• _PROBLEM TO SOLVE_
Extract each line containing the string "сущность".

.....

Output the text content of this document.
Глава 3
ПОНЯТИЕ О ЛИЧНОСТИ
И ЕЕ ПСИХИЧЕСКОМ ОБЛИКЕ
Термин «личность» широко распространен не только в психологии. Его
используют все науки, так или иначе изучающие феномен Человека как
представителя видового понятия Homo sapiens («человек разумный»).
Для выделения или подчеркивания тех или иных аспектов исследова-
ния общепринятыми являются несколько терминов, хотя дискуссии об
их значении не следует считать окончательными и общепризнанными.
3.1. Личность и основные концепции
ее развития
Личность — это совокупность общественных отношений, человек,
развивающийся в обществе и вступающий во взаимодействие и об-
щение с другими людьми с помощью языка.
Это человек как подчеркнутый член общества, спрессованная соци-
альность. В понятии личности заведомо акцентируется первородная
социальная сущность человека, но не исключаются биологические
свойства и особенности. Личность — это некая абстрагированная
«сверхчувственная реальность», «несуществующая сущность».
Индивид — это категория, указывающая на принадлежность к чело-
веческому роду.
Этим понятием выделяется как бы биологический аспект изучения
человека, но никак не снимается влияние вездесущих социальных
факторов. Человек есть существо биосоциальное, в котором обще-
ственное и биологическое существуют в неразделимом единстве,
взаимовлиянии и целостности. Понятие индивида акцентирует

.....

• _EXERCISE ANSWER_
социальная сущность человека, но не исключаются биологические
«сверхчувственная реальность», «несуществующая сущность».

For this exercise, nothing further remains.